**YOUR OBJECTIVE:** Can you update the stretch of the election results passage from "The electorate was" through "North to South." by replacing "twelve regions" with "12 regions" and giving that stretch again?

The electorate was split in twelve regions, in a regional proportional system, each of which elected a specific number of Members of Parliament (deputet). The following table details the regional results going from North to South.

| Regions | Alliance of Changes |  | Unification of Changes |  | Socialist Alliance for Integration |  | Pole of Freedom |  | Total seats |
| % | Seats | % | Seats | % | Seats | % | Seats |
| Shkodër | 58.11 | 7 | 35.18 | 4 | 2.9 | 0 | 3.45 | 0 | 11 |
| Kukes | 65.00 | 3 | 31.31 | 1 | 2.97 | 0 | 0.67 | 0 | 4 |
| Lezhe | 54.32 | 4 | 34.47 | 3 | 5.61 | 0 | 3.37 | 0 | 7 |
| Diber | 57.72 | 4 | 32.38 | 2 | 5.72 | 0 | 4.08 | 0 | 6 |
| Durrës | 51.65 | 7 | 39.22 | 5 | 8.02 | 1 | 0.85 | 0 | 13 |
| Tirane | 46.83 | 16 | 45.69 | 15 | 5.24 | 1 | 1.82 | 0 | 32 |
| Elbasan | 45.06 | 7 | 47.77 | 7 | 5.04 | 0 | 1.94 | 0 | 14 |
| Fier | 39.98 | 6 | 51.83 | 9 | 6.47 | 1 | 1.55 | 0 | 16 |
| Berat | 33.16 | 3 | 54.62 | 4 | 11.35 | 1 | 0.68 | 0 | 8 |
| Korce | 46.96 | 6 | 47.82 | 6 | 4.21 | 0 | 0.59 | 0 | 12 |
| Vlore | 37.46 | 5 | 54.89 | 7 | 5.01 | 0 | 2.45 | 0 | 12 |
| Gjirokastër | 40.10 | 2 | 55.9 | 3 | 3.27 | 0 | 0.59 | 0 | 5 |
| Total | 46.92 | 70 | 45.34 | 66 | 5.56 | 4 | 1.82 | 0 | 140 |

==Aftermath==

Initially the PD led coalition interred into discussions about dividing up the various cabinet posts.

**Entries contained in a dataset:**
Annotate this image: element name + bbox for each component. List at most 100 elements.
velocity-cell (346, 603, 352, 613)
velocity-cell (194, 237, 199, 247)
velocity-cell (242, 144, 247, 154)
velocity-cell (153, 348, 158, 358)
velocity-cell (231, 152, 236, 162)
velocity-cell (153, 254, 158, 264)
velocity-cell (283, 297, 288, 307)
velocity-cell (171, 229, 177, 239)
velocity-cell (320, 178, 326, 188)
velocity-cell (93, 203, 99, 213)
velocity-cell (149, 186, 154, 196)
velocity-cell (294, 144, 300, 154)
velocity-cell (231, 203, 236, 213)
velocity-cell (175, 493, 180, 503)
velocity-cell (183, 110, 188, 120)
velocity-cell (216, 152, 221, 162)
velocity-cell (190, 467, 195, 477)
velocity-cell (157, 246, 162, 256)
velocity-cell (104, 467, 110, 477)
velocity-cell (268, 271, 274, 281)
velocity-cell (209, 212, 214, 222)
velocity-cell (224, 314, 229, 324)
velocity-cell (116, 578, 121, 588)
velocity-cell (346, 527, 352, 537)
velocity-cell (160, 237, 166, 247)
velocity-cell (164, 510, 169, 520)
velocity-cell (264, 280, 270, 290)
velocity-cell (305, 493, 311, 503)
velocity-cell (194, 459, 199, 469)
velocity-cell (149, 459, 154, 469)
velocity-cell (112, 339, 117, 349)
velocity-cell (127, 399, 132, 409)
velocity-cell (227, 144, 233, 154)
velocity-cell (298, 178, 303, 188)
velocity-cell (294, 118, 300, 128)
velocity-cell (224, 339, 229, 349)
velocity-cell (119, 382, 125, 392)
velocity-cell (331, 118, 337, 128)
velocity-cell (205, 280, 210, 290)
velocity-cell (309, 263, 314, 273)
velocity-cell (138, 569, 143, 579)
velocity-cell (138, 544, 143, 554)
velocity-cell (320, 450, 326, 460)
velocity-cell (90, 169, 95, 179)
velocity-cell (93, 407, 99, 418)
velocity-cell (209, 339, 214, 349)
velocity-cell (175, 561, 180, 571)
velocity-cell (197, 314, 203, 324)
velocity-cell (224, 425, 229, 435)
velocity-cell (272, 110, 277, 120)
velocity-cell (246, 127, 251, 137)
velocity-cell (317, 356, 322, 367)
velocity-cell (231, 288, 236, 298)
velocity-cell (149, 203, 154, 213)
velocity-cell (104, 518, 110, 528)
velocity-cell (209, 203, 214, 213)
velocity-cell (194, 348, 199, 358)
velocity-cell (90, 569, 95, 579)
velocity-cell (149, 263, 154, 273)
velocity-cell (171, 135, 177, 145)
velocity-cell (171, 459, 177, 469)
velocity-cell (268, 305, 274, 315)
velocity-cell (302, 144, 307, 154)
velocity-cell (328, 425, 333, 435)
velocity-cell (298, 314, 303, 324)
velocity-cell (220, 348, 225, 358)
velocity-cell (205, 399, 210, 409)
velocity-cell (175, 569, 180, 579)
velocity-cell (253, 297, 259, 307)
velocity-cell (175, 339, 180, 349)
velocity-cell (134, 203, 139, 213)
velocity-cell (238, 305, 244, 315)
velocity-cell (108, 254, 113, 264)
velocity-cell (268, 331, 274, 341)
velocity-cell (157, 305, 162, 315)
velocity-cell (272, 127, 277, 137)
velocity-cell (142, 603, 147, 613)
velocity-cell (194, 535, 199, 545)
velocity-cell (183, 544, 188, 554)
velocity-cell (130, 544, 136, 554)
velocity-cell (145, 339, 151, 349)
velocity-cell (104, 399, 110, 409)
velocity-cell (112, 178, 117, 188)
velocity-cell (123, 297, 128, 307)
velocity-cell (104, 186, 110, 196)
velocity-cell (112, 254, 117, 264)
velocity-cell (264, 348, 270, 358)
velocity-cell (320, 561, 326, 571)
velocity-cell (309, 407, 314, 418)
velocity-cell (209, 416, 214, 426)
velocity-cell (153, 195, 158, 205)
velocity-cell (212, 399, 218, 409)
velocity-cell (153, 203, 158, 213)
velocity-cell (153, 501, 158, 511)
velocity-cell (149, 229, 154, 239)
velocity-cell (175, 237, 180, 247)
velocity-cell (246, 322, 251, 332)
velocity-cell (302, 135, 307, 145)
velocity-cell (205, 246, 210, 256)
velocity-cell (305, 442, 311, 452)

**SOLUTION:**
The electorate was split in 12 regions, in a regional proportional system, each of which elected a specific number of Members of Parliament (deputet). The following table details the regional results going from North to South.